[Extracted records]
◇ ◇ ◇ ◇

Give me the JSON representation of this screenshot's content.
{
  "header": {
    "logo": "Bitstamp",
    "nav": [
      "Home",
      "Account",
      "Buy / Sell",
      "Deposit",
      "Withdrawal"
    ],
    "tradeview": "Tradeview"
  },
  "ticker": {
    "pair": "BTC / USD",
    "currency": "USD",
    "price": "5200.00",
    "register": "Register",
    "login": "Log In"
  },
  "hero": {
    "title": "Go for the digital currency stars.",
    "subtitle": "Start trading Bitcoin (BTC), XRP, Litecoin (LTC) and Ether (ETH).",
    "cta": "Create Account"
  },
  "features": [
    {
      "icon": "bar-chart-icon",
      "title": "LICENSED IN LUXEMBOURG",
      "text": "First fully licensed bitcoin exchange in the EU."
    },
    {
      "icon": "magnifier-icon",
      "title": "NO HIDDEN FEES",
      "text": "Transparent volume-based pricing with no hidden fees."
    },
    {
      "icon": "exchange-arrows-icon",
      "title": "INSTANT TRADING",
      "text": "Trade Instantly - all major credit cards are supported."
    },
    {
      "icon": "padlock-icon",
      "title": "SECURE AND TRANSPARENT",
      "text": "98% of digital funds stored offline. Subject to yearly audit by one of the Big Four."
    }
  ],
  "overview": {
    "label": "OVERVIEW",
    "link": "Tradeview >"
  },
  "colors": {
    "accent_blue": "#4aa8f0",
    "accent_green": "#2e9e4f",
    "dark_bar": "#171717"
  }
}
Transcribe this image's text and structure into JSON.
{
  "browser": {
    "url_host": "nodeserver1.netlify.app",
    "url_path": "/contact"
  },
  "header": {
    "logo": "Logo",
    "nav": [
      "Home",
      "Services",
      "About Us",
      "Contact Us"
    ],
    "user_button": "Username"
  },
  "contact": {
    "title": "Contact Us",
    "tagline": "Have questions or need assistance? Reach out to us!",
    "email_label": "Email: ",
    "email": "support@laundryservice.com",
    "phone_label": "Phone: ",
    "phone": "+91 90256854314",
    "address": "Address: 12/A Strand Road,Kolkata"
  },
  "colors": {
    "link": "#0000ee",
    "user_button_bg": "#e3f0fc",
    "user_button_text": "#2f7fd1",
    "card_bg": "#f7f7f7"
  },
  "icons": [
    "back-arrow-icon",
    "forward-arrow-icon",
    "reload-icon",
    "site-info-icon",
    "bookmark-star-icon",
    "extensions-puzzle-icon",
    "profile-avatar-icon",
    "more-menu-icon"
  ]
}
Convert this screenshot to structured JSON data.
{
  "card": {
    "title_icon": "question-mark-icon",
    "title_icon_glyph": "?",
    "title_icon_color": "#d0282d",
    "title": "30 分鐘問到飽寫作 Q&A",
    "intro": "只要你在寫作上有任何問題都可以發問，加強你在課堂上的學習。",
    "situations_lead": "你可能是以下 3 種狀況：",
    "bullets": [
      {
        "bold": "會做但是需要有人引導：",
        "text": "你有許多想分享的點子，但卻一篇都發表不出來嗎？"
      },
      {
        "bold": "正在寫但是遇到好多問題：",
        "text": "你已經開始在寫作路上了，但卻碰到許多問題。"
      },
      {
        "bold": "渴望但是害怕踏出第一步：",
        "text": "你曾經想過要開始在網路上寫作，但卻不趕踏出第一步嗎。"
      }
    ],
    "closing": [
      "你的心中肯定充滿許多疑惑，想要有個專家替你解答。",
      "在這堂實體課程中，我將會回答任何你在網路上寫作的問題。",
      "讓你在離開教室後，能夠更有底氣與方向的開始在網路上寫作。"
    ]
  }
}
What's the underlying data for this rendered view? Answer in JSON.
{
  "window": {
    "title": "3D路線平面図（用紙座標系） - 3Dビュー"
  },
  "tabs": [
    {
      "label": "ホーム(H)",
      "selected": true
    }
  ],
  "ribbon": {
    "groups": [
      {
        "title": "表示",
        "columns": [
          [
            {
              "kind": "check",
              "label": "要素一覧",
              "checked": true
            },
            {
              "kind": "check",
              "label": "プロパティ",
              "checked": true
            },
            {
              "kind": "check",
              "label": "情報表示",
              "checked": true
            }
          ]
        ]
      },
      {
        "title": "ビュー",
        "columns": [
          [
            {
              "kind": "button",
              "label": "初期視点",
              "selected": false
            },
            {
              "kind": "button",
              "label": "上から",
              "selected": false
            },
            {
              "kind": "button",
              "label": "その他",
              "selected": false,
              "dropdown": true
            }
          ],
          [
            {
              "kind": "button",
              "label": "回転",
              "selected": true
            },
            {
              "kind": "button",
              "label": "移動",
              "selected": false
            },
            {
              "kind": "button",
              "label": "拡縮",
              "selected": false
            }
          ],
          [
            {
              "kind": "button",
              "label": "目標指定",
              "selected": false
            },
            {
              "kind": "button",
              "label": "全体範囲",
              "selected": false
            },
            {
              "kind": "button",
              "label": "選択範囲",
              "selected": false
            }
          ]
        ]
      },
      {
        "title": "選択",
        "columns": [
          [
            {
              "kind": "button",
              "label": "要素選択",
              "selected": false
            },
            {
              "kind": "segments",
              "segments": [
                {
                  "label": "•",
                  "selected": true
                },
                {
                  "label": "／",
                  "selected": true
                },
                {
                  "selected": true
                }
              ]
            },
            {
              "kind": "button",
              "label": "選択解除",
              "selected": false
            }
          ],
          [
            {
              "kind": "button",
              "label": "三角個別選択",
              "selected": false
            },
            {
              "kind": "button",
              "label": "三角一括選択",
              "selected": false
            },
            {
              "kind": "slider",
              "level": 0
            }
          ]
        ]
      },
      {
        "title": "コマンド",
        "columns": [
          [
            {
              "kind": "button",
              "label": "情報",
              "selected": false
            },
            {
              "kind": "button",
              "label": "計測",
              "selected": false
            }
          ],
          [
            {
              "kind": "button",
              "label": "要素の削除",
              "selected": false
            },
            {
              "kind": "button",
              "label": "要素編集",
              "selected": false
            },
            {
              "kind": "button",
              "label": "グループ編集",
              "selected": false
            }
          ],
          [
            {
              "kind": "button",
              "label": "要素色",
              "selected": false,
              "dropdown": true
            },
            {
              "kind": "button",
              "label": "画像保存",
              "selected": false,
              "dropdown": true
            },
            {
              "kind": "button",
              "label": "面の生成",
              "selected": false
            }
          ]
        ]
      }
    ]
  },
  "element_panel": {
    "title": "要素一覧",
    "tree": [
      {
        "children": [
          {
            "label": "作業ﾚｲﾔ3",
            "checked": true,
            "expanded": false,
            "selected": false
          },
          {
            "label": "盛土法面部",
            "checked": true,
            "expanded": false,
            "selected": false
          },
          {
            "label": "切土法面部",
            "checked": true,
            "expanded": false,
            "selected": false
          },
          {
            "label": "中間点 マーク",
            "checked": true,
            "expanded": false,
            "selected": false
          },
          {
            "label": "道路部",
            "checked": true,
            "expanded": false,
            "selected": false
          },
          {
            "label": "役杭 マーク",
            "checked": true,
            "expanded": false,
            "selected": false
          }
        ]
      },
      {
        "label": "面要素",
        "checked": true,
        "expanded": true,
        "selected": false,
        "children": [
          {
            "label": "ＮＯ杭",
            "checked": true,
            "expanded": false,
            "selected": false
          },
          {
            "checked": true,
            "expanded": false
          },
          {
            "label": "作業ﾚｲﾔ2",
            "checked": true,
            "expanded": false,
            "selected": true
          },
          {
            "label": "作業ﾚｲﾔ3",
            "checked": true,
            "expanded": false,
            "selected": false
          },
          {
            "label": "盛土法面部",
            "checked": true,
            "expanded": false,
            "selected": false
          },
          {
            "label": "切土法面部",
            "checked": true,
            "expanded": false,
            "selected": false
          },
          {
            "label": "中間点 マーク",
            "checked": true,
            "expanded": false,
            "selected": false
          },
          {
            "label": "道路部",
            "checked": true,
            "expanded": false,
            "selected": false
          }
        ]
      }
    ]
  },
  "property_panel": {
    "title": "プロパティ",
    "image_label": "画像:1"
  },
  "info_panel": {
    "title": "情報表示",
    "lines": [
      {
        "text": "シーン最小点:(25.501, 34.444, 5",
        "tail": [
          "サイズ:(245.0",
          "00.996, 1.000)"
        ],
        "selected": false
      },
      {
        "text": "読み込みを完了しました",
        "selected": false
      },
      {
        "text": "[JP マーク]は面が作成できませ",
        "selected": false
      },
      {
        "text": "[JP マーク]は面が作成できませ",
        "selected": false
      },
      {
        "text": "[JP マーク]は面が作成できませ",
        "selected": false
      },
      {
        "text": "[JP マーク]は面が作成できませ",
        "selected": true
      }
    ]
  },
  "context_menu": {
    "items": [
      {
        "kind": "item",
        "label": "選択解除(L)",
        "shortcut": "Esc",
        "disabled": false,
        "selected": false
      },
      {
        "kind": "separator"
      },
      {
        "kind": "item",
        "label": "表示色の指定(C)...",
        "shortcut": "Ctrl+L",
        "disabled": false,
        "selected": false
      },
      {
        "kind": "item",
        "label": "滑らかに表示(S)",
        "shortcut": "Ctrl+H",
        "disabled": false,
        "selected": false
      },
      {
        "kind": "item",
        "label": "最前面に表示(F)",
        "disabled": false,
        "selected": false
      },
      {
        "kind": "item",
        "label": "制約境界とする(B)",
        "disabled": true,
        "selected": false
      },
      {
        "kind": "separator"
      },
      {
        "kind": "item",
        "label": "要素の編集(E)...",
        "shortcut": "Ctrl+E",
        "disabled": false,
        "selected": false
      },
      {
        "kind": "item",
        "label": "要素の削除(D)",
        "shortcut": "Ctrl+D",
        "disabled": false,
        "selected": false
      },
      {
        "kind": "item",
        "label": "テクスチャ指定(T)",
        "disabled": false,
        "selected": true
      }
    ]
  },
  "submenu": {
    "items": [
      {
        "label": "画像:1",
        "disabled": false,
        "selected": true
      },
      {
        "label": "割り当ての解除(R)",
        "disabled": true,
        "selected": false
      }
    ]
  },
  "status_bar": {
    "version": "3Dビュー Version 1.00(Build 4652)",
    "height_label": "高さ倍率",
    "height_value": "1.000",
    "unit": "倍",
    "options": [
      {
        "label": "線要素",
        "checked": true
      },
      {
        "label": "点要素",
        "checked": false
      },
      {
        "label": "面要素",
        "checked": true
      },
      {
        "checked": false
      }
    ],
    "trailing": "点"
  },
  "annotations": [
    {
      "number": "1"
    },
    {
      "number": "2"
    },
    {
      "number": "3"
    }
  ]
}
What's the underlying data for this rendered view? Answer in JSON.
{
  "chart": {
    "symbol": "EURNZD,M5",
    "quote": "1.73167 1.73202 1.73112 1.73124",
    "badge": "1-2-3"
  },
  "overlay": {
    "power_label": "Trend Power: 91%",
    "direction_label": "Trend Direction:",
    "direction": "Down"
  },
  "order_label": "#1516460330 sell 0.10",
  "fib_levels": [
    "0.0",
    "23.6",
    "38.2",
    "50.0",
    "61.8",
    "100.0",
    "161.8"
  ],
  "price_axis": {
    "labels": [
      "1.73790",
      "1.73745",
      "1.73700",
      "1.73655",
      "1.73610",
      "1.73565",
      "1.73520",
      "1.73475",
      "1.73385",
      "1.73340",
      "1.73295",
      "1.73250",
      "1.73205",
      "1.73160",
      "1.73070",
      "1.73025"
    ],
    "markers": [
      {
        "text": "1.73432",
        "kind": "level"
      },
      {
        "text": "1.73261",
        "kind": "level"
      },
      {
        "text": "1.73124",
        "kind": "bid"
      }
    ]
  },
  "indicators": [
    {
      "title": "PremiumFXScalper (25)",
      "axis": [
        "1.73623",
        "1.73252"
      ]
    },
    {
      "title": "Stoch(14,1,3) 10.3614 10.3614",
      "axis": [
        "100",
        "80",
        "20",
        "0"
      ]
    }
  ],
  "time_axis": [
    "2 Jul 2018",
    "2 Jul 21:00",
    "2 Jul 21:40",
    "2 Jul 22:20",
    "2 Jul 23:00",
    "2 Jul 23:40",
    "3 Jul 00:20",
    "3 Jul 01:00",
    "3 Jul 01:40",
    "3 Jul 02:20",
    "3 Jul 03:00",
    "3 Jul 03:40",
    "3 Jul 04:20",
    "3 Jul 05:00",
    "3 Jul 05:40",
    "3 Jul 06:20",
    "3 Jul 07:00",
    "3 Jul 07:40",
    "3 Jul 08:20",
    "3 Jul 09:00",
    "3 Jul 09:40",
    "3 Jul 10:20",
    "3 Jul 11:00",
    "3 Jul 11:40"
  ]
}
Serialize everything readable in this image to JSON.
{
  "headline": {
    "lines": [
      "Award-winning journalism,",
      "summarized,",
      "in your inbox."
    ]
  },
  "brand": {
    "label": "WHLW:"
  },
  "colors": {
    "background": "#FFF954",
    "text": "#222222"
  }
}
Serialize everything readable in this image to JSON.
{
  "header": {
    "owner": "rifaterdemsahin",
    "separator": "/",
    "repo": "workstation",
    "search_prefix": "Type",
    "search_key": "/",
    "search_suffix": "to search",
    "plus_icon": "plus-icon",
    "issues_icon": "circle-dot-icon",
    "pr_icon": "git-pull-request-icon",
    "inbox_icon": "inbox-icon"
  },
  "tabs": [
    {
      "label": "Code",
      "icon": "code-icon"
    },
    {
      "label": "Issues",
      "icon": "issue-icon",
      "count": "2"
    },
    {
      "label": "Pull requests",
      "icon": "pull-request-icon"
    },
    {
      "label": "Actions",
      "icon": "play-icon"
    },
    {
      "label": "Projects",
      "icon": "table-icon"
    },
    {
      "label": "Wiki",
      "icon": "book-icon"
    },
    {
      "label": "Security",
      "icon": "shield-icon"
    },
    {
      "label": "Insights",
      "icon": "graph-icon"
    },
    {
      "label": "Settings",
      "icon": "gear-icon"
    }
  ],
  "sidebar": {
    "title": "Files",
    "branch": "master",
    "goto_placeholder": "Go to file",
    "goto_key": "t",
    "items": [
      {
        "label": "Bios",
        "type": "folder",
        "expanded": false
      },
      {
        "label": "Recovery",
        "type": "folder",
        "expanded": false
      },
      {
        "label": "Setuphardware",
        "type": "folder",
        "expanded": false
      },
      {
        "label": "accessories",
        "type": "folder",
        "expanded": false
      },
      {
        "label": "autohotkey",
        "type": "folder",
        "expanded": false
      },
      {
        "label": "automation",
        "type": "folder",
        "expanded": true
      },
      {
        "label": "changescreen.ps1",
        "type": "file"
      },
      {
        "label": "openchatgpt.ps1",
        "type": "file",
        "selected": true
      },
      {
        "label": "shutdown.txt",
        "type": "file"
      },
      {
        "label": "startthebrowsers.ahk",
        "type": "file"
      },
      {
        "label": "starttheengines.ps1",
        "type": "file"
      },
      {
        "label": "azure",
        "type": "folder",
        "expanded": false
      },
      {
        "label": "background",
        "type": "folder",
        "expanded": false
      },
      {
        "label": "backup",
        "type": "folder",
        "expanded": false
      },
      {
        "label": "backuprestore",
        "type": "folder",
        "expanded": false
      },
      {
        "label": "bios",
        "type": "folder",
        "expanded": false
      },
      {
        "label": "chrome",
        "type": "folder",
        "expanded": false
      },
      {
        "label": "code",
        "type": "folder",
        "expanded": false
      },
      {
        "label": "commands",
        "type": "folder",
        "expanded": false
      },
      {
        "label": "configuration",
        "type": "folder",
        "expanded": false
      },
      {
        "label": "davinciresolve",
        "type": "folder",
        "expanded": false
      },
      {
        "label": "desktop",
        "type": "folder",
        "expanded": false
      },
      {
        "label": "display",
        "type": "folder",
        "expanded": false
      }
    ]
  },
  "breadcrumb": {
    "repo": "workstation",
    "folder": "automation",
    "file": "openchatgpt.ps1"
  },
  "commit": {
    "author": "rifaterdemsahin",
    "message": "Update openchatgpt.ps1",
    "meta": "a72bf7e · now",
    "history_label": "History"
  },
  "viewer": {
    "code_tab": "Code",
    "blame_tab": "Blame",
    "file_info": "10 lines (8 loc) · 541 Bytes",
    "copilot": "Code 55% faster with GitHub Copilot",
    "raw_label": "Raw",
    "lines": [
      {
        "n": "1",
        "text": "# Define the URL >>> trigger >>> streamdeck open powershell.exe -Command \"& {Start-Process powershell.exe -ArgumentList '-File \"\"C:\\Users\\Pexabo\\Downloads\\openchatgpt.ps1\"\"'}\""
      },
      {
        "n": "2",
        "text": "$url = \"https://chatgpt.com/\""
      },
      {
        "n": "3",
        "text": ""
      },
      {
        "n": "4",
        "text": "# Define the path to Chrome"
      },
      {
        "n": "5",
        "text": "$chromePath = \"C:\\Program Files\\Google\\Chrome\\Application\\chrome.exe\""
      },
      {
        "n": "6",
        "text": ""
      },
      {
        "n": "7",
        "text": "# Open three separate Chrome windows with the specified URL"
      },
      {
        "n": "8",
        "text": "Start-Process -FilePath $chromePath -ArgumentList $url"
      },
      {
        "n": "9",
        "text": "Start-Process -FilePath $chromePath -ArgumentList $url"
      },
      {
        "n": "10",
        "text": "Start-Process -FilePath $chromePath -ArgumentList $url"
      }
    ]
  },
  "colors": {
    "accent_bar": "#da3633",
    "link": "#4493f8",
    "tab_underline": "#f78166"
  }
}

◇ ◇ ◇ ◇

▶ Written request
From the data above, show each line that contains "Define".

▶ Correct output
        "text": "# Define the URL >>> trigger >>> streamdeck open powershell.exe -Command \"& {Start-Process powershell.exe -ArgumentList '-File \"\"C:\\Users\\Pexabo\\Downloads\\openchatgpt.ps1\"\"'}\""
        "text": "# Define the path to Chrome"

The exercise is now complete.